*Exercise objective*: Search the data for the word "Pailan" and copy every line that contains it.

*Data supplied*:

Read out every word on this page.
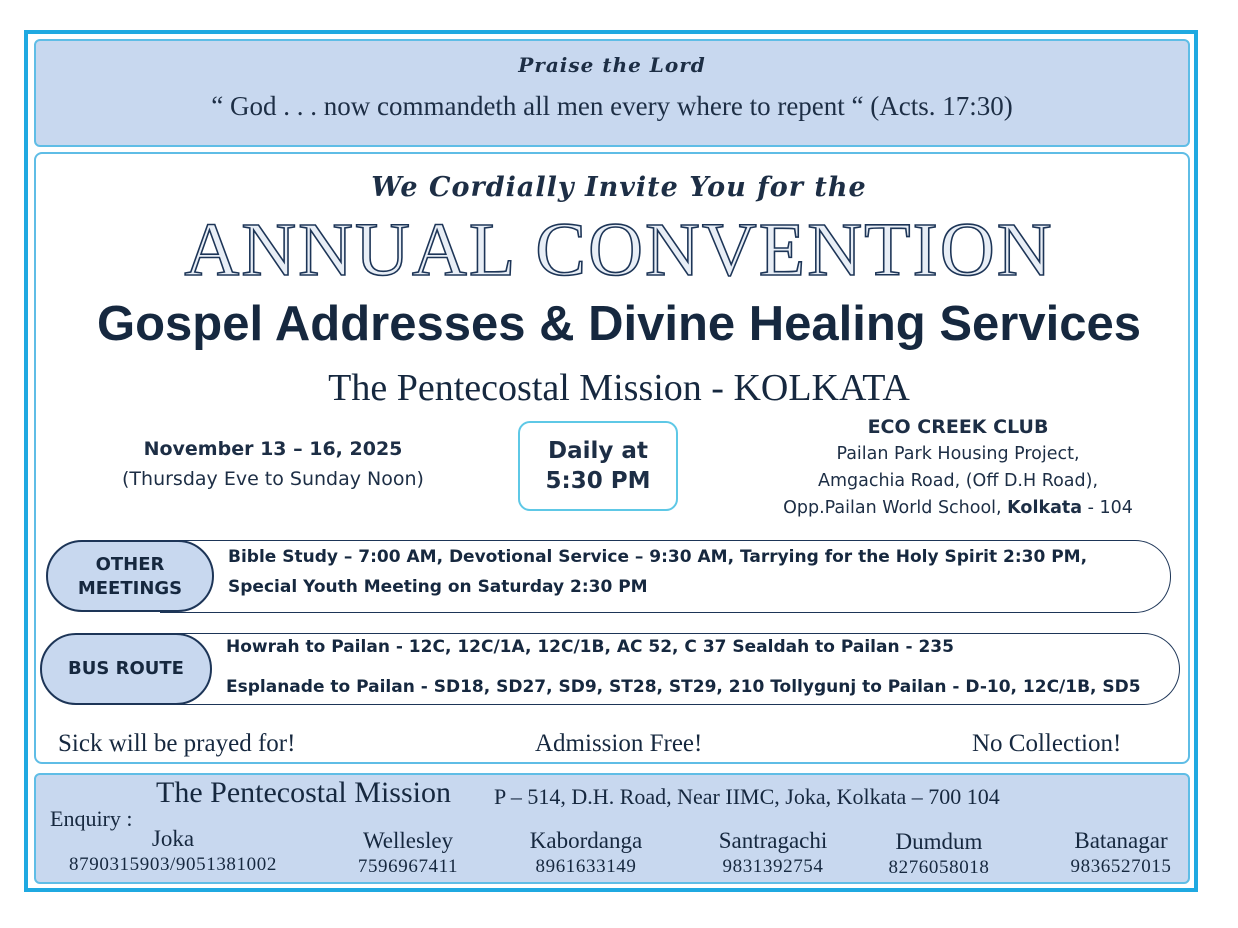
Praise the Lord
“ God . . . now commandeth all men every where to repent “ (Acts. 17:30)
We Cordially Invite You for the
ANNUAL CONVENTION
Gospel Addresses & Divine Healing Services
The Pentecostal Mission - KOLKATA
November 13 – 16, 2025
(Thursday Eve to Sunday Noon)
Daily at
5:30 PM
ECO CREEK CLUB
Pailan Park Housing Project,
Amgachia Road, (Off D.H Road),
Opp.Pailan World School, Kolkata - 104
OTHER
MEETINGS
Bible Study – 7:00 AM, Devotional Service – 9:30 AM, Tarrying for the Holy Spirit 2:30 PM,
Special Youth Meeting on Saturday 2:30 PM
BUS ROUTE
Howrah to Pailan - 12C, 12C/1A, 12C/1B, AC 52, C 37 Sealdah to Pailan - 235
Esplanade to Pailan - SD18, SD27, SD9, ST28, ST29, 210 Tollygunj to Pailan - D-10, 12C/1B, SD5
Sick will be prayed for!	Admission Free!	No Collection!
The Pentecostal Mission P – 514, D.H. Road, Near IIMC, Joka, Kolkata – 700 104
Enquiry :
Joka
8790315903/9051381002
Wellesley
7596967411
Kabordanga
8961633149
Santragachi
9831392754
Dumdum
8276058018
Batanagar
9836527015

...

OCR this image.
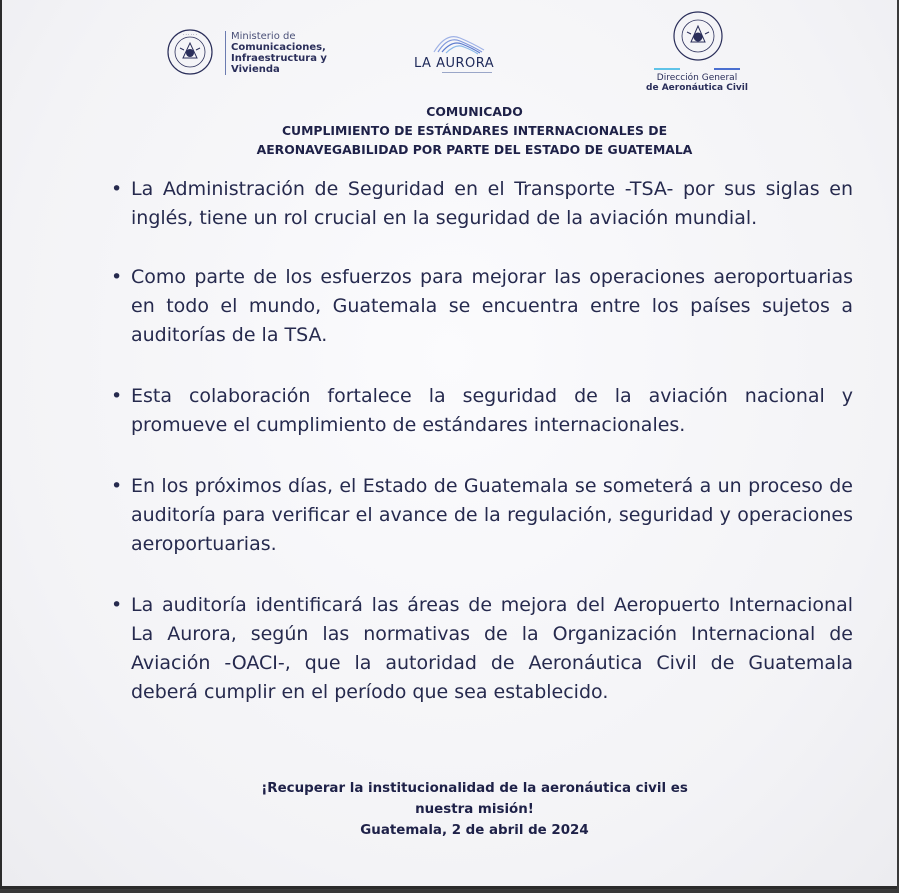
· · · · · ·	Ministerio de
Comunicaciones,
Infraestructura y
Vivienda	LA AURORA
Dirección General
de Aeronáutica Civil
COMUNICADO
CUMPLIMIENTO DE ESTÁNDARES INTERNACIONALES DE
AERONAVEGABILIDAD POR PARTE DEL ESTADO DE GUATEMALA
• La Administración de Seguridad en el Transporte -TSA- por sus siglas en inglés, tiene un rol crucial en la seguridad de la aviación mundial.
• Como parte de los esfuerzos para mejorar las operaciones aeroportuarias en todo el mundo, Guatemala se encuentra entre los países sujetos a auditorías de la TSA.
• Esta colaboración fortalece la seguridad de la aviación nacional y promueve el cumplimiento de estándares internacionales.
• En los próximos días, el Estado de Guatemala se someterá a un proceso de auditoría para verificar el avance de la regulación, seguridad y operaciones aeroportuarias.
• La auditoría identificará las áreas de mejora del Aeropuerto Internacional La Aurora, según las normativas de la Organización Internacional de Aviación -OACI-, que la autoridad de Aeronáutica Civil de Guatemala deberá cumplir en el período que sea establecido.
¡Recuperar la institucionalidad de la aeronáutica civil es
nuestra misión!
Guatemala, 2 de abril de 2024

*Task output*:
Pailan Park Housing Project,
Opp.Pailan World School, Kolkata - 104
Howrah to Pailan - 12C, 12C/1A, 12C/1B, AC 52, C 37 Sealdah to Pailan - 235
Esplanade to Pailan - SD18, SD27, SD9, ST28, ST29, 210 Tollygunj to Pailan - D-10, 12C/1B, SD5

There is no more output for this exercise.